__Given task__: Your task is to transcribe all of the records exactly and leave out the pictures.
-------- Provided data --------
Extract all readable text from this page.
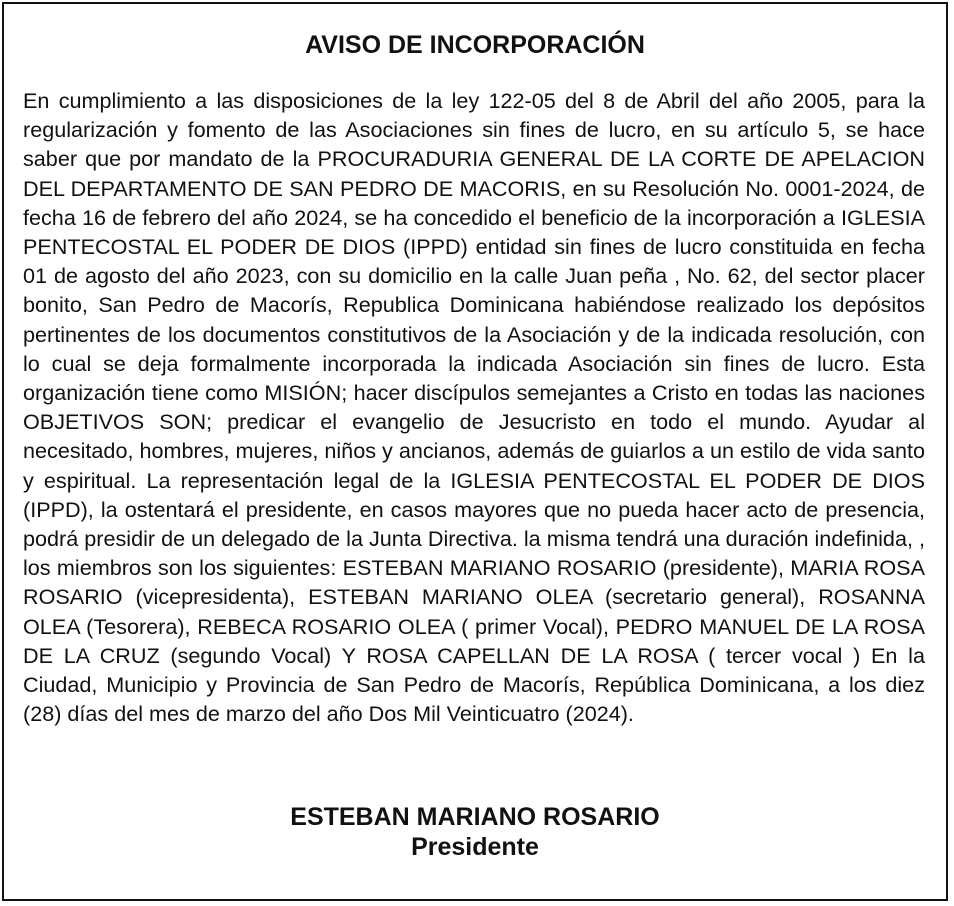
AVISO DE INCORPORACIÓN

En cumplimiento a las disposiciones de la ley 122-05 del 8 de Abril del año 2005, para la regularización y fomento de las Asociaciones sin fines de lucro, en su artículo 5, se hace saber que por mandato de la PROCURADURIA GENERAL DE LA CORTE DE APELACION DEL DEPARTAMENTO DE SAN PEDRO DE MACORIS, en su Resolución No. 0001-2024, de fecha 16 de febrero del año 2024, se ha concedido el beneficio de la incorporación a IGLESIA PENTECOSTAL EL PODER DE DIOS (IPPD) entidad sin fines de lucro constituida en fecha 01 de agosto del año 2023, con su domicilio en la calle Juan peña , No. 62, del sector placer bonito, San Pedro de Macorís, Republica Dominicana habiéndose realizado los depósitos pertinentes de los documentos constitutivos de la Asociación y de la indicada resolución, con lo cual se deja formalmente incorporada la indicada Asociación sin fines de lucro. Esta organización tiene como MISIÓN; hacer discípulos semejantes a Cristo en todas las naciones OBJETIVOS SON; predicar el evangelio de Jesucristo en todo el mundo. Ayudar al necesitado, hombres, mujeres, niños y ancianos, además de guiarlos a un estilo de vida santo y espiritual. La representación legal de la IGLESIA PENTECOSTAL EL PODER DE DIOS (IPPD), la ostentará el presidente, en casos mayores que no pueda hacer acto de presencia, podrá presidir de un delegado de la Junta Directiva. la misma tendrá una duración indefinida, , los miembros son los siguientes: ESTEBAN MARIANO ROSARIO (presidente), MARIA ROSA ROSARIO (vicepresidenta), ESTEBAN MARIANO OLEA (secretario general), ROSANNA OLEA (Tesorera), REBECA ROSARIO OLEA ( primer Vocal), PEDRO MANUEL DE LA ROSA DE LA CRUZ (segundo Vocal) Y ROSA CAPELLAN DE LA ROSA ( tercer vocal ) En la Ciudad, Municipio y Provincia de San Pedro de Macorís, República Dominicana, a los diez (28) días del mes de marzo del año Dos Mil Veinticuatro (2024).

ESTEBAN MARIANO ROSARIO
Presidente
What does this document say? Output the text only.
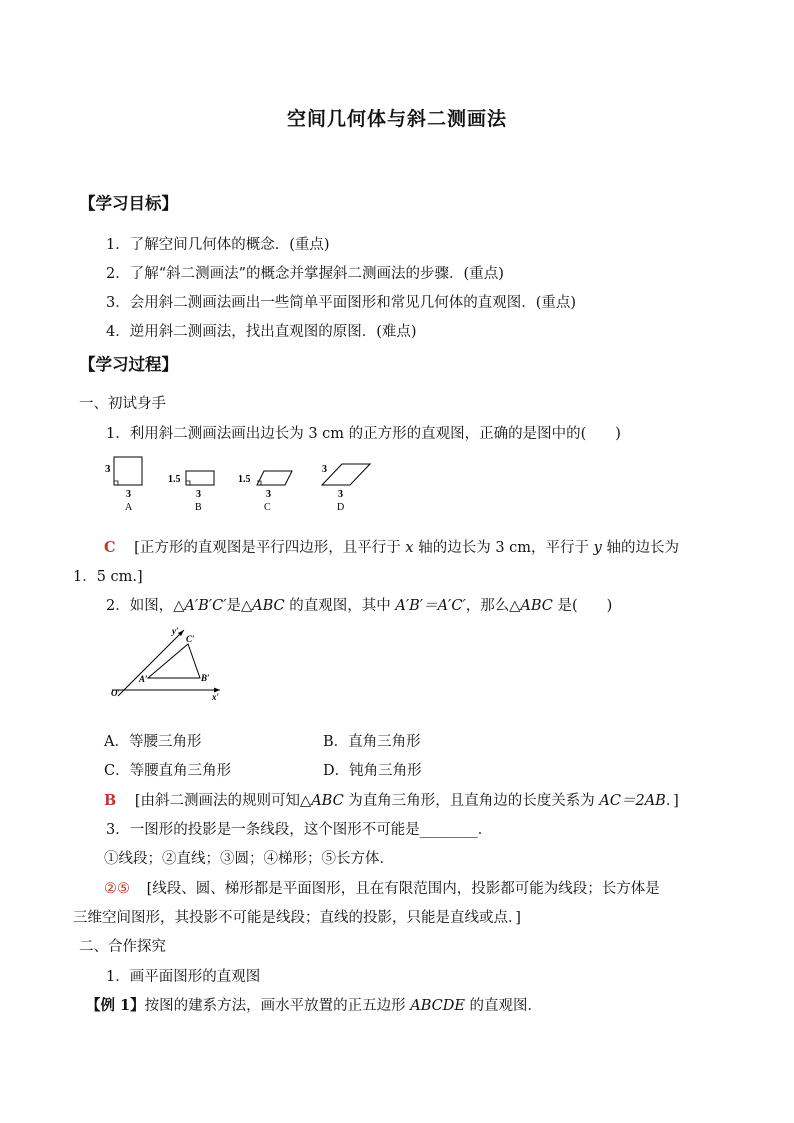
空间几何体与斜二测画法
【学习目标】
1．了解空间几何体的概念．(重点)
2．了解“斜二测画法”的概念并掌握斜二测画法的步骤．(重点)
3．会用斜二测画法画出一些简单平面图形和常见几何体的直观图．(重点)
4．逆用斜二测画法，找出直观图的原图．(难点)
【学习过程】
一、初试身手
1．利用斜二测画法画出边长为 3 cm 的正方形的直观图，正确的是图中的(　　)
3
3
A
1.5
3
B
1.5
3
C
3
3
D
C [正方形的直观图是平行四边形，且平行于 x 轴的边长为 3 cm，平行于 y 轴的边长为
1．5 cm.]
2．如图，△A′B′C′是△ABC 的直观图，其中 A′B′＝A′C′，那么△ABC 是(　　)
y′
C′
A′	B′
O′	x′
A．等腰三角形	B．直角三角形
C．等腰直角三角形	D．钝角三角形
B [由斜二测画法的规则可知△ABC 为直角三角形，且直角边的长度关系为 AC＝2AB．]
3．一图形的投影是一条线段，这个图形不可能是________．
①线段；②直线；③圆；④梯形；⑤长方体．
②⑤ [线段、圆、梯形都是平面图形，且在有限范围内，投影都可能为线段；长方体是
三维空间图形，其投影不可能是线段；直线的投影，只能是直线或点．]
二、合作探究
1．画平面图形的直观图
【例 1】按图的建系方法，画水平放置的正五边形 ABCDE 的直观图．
--------
__Task output__:
Extract all readable text from this page.
AVISO DE INCORPORACIÓN

En cumplimiento a las disposiciones de la ley 122-05 del 8 de Abril del año 2005, para la regularización y fomento de las Asociaciones sin fines de lucro, en su artículo 5, se hace saber que por mandato de la PROCURADURIA GENERAL DE LA CORTE DE APELACION DEL DEPARTAMENTO DE SAN PEDRO DE MACORIS, en su Resolución No. 0001-2024, de fecha 16 de febrero del año 2024, se ha concedido el beneficio de la incorporación a IGLESIA PENTECOSTAL EL PODER DE DIOS (IPPD) entidad sin fines de lucro constituida en fecha 01 de agosto del año 2023, con su domicilio en la calle Juan peña , No. 62, del sector placer bonito, San Pedro de Macorís, Republica Dominicana habiéndose realizado los depósitos pertinentes de los documentos constitutivos de la Asociación y de la indicada resolución, con lo cual se deja formalmente incorporada la indicada Asociación sin fines de lucro. Esta organización tiene como MISIÓN; hacer discípulos semejantes a Cristo en todas las naciones OBJETIVOS SON; predicar el evangelio de Jesucristo en todo el mundo. Ayudar al necesitado, hombres, mujeres, niños y ancianos, además de guiarlos a un estilo de vida santo y espiritual. La representación legal de la IGLESIA PENTECOSTAL EL PODER DE DIOS (IPPD), la ostentará el presidente, en casos mayores que no pueda hacer acto de presencia, podrá presidir de un delegado de la Junta Directiva. la misma tendrá una duración indefinida, , los miembros son los siguientes: ESTEBAN MARIANO ROSARIO (presidente), MARIA ROSA ROSARIO (vicepresidenta), ESTEBAN MARIANO OLEA (secretario general), ROSANNA OLEA (Tesorera), REBECA ROSARIO OLEA ( primer Vocal), PEDRO MANUEL DE LA ROSA DE LA CRUZ (segundo Vocal) Y ROSA CAPELLAN DE LA ROSA ( tercer vocal ) En la Ciudad, Municipio y Provincia de San Pedro de Macorís, República Dominicana, a los diez (28) días del mes de marzo del año Dos Mil Veinticuatro (2024).

ESTEBAN MARIANO ROSARIO
Presidente
What does this document say? Output the text only.
空间几何体与斜二测画法
【学习目标】
1．了解空间几何体的概念．(重点)
2．了解“斜二测画法”的概念并掌握斜二测画法的步骤．(重点)
3．会用斜二测画法画出一些简单平面图形和常见几何体的直观图．(重点)
4．逆用斜二测画法，找出直观图的原图．(难点)
【学习过程】
一、初试身手
1．利用斜二测画法画出边长为 3 cm 的正方形的直观图，正确的是图中的(　　)
3
3
A
1.5
3
B
1.5
3
C
3
3
D
C [正方形的直观图是平行四边形，且平行于 x 轴的边长为 3 cm，平行于 y 轴的边长为
1．5 cm.]
2．如图，△A′B′C′是△ABC 的直观图，其中 A′B′＝A′C′，那么△ABC 是(　　)
y′
C′
A′	B′
O′	x′
A．等腰三角形	B．直角三角形
C．等腰直角三角形	D．钝角三角形
B [由斜二测画法的规则可知△ABC 为直角三角形，且直角边的长度关系为 AC＝2AB．]
3．一图形的投影是一条线段，这个图形不可能是________．
①线段；②直线；③圆；④梯形；⑤长方体．
②⑤ [线段、圆、梯形都是平面图形，且在有限范围内，投影都可能为线段；长方体是
三维空间图形，其投影不可能是线段；直线的投影，只能是直线或点．]
二、合作探究
1．画平面图形的直观图
【例 1】按图的建系方法，画水平放置的正五边形 ABCDE 的直观图．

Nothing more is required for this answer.